Written exercise: Could you transcribe the material below exactly, without leaving out a single line?

Extracted entries:
>> Begin

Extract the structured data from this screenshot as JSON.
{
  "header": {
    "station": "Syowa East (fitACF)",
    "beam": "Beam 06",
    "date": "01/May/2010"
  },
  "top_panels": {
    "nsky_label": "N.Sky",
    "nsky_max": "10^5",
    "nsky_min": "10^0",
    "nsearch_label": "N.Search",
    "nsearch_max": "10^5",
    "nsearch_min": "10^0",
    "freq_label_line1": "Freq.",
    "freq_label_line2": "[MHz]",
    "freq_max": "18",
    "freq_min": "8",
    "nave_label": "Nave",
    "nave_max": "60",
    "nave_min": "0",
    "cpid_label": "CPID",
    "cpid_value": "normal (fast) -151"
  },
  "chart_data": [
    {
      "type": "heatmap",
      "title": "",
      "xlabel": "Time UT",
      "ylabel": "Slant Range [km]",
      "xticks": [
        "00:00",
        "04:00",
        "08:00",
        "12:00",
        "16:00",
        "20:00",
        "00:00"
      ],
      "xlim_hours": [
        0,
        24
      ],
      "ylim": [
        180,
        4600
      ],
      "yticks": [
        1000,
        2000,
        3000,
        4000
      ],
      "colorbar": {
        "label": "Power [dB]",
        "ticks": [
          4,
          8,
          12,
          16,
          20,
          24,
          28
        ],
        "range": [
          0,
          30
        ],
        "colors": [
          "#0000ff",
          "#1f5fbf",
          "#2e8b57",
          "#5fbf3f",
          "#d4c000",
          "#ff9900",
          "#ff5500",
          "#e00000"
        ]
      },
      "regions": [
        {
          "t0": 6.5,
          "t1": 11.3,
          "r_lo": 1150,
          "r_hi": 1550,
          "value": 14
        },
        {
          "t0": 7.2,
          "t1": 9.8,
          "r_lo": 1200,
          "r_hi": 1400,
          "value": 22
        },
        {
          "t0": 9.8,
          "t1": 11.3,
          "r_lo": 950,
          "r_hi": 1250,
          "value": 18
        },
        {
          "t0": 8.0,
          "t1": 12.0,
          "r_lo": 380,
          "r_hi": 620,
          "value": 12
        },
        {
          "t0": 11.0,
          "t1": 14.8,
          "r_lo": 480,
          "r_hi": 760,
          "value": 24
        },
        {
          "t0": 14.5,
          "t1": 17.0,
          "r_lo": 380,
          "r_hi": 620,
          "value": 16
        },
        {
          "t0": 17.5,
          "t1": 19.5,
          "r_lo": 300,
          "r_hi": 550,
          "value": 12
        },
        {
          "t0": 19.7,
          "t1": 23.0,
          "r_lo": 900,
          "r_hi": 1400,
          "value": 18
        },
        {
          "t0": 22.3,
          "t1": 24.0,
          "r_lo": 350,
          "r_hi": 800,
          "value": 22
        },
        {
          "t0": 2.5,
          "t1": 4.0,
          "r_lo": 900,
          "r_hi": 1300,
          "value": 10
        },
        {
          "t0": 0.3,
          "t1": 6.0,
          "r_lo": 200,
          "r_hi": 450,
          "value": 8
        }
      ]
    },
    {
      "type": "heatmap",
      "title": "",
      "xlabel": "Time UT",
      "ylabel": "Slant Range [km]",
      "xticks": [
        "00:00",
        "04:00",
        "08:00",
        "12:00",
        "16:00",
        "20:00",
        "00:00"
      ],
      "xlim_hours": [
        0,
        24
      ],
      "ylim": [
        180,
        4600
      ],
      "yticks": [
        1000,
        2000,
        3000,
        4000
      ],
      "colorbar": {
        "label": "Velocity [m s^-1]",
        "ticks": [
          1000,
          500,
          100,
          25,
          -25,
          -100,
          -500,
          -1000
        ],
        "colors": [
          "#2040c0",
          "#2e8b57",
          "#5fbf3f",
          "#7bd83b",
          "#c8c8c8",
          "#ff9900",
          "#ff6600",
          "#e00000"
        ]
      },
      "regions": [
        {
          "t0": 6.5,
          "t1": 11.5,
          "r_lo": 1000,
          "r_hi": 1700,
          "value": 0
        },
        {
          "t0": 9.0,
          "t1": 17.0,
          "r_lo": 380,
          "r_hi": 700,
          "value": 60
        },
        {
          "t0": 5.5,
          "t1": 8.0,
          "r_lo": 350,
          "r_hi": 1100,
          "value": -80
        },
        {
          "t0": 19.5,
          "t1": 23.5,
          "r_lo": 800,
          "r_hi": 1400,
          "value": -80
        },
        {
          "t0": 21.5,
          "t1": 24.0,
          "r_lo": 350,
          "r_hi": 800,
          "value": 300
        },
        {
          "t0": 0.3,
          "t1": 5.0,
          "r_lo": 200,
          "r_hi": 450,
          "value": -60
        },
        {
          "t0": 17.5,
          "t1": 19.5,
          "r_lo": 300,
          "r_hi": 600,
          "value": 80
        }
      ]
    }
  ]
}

>> End

Exercise output:
Extract the structured data from this screenshot as JSON.
{
  "header": {
    "station": "Syowa East (fitACF)",
    "beam": "Beam 06",
    "date": "01/May/2010"
  },
  "top_panels": {
    "nsky_label": "N.Sky",
    "nsky_max": "10^5",
    "nsky_min": "10^0",
    "nsearch_label": "N.Search",
    "nsearch_max": "10^5",
    "nsearch_min": "10^0",
    "freq_label_line1": "Freq.",
    "freq_label_line2": "[MHz]",
    "freq_max": "18",
    "freq_min": "8",
    "nave_label": "Nave",
    "nave_max": "60",
    "nave_min": "0",
    "cpid_label": "CPID",
    "cpid_value": "normal (fast) -151"
  },
  "chart_data": [
    {
      "type": "heatmap",
      "title": "",
      "xlabel": "Time UT",
      "ylabel": "Slant Range [km]",
      "xticks": [
        "00:00",
        "04:00",
        "08:00",
        "12:00",
        "16:00",
        "20:00",
        "00:00"
      ],
      "xlim_hours": [
        0,
        24
      ],
      "ylim": [
        180,
        4600
      ],
      "yticks": [
        1000,
        2000,
        3000,
        4000
      ],
      "colorbar": {
        "label": "Power [dB]",
        "ticks": [
          4,
          8,
          12,
          16,
          20,
          24,
          28
        ],
        "range": [
          0,
          30
        ],
        "colors": [
          "#0000ff",
          "#1f5fbf",
          "#2e8b57",
          "#5fbf3f",
          "#d4c000",
          "#ff9900",
          "#ff5500",
          "#e00000"
        ]
      },
      "regions": [
        {
          "t0": 6.5,
          "t1": 11.3,
          "r_lo": 1150,
          "r_hi": 1550,
          "value": 14
        },
        {
          "t0": 7.2,
          "t1": 9.8,
          "r_lo": 1200,
          "r_hi": 1400,
          "value": 22
        },
        {
          "t0": 9.8,
          "t1": 11.3,
          "r_lo": 950,
          "r_hi": 1250,
          "value": 18
        },
        {
          "t0": 8.0,
          "t1": 12.0,
          "r_lo": 380,
          "r_hi": 620,
          "value": 12
        },
        {
          "t0": 11.0,
          "t1": 14.8,
          "r_lo": 480,
          "r_hi": 760,
          "value": 24
        },
        {
          "t0": 14.5,
          "t1": 17.0,
          "r_lo": 380,
          "r_hi": 620,
          "value": 16
        },
        {
          "t0": 17.5,
          "t1": 19.5,
          "r_lo": 300,
          "r_hi": 550,
          "value": 12
        },
        {
          "t0": 19.7,
          "t1": 23.0,
          "r_lo": 900,
          "r_hi": 1400,
          "value": 18
        },
        {
          "t0": 22.3,
          "t1": 24.0,
          "r_lo": 350,
          "r_hi": 800,
          "value": 22
        },
        {
          "t0": 2.5,
          "t1": 4.0,
          "r_lo": 900,
          "r_hi": 1300,
          "value": 10
        },
        {
          "t0": 0.3,
          "t1": 6.0,
          "r_lo": 200,
          "r_hi": 450,
          "value": 8
        }
      ]
    },
    {
      "type": "heatmap",
      "title": "",
      "xlabel": "Time UT",
      "ylabel": "Slant Range [km]",
      "xticks": [
        "00:00",
        "04:00",
        "08:00",
        "12:00",
        "16:00",
        "20:00",
        "00:00"
      ],
      "xlim_hours": [
        0,
        24
      ],
      "ylim": [
        180,
        4600
      ],
      "yticks": [
        1000,
        2000,
        3000,
        4000
      ],
      "colorbar": {
        "label": "Velocity [m s^-1]",
        "ticks": [
          1000,
          500,
          100,
          25,
          -25,
          -100,
          -500,
          -1000
        ],
        "colors": [
          "#2040c0",
          "#2e8b57",
          "#5fbf3f",
          "#7bd83b",
          "#c8c8c8",
          "#ff9900",
          "#ff6600",
          "#e00000"
        ]
      },
      "regions": [
        {
          "t0": 6.5,
          "t1": 11.5,
          "r_lo": 1000,
          "r_hi": 1700,
          "value": 0
        },
        {
          "t0": 9.0,
          "t1": 17.0,
          "r_lo": 380,
          "r_hi": 700,
          "value": 60
        },
        {
          "t0": 5.5,
          "t1": 8.0,
          "r_lo": 350,
          "r_hi": 1100,
          "value": -80
        },
        {
          "t0": 19.5,
          "t1": 23.5,
          "r_lo": 800,
          "r_hi": 1400,
          "value": -80
        },
        {
          "t0": 21.5,
          "t1": 24.0,
          "r_lo": 350,
          "r_hi": 800,
          "value": 300
        },
        {
          "t0": 0.3,
          "t1": 5.0,
          "r_lo": 200,
          "r_hi": 450,
          "value": -60
        },
        {
          "t0": 17.5,
          "t1": 19.5,
          "r_lo": 300,
          "r_hi": 600,
          "value": 80
        }
      ]
    }
  ]
}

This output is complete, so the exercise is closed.